■ What is required:
Lines that include the string "group" are the ones to copy from the entries below.

Segment Start: Data listing

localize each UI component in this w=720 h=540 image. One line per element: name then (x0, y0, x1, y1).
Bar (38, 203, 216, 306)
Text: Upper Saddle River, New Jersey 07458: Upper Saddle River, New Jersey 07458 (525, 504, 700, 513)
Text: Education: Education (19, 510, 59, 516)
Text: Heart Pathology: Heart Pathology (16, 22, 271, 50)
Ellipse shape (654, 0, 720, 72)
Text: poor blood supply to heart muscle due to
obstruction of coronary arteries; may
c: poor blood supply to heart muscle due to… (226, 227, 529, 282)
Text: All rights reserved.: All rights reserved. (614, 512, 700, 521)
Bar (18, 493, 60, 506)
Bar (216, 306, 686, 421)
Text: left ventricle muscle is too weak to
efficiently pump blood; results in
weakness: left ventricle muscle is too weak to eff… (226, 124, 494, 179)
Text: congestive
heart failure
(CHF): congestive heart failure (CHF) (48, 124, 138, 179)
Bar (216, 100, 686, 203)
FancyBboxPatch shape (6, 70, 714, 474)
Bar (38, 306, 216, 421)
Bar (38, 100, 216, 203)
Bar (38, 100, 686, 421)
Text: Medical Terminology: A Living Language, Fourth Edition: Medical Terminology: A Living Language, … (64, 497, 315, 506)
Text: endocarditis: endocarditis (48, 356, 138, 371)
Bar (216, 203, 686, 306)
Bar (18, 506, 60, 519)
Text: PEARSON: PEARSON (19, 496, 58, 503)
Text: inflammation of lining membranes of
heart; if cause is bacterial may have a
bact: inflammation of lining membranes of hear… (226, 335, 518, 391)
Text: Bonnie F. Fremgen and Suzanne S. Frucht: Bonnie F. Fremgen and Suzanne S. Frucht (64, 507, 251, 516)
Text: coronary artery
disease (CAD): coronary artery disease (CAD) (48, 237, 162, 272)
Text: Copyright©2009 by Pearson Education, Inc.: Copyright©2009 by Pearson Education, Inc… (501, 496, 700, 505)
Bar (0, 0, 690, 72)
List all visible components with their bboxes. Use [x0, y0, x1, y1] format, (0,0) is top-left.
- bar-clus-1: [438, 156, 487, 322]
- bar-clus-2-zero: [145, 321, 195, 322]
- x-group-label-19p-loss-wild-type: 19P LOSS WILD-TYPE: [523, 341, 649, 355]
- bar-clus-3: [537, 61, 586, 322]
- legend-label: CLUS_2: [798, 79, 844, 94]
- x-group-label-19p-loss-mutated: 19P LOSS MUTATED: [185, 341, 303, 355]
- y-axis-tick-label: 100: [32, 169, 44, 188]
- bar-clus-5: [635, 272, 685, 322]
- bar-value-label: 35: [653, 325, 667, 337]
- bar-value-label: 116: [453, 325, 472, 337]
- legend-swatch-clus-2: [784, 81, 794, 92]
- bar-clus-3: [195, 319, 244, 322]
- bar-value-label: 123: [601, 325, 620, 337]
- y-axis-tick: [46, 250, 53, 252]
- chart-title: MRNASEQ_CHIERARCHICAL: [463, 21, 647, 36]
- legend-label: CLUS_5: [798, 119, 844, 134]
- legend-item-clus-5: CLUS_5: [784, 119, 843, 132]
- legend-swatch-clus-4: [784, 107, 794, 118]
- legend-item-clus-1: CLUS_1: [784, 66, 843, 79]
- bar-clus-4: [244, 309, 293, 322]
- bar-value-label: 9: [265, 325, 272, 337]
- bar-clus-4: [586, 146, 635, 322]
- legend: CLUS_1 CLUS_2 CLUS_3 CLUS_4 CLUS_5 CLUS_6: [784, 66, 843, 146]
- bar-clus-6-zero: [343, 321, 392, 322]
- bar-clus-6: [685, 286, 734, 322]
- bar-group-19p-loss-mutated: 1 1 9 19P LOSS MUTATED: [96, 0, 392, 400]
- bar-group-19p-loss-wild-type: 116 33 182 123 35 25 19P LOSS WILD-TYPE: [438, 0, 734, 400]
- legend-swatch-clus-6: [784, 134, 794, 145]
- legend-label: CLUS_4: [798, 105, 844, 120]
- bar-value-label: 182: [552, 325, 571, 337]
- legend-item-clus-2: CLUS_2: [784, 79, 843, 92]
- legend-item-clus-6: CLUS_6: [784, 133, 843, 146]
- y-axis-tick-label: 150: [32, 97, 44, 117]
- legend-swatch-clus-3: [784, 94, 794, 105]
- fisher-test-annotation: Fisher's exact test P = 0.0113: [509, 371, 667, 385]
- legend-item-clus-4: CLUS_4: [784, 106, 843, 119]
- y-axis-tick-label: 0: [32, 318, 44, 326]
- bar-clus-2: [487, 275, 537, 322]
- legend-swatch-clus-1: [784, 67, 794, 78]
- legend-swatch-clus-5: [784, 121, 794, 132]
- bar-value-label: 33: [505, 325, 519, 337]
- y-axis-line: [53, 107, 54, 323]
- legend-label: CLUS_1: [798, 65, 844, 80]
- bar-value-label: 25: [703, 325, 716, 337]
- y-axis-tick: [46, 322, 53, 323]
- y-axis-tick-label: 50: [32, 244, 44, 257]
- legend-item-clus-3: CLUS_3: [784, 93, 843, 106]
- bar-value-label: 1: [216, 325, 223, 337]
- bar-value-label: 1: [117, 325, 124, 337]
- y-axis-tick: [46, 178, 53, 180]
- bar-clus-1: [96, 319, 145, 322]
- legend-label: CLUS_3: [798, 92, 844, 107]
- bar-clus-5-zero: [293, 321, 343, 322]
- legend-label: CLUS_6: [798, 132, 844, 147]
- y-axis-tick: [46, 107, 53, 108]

Segment End: Data listing

■ Solution to this exercise:
- x-group-label-19p-loss-wild-type: 19P LOSS WILD-TYPE: [523, 341, 649, 355]
- x-group-label-19p-loss-mutated: 19P LOSS MUTATED: [185, 341, 303, 355]
- bar-group-19p-loss-mutated: 1 1 9 19P LOSS MUTATED: [96, 0, 392, 400]
- bar-group-19p-loss-wild-type: 116 33 182 123 35 25 19P LOSS WILD-TYPE: [438, 0, 734, 400]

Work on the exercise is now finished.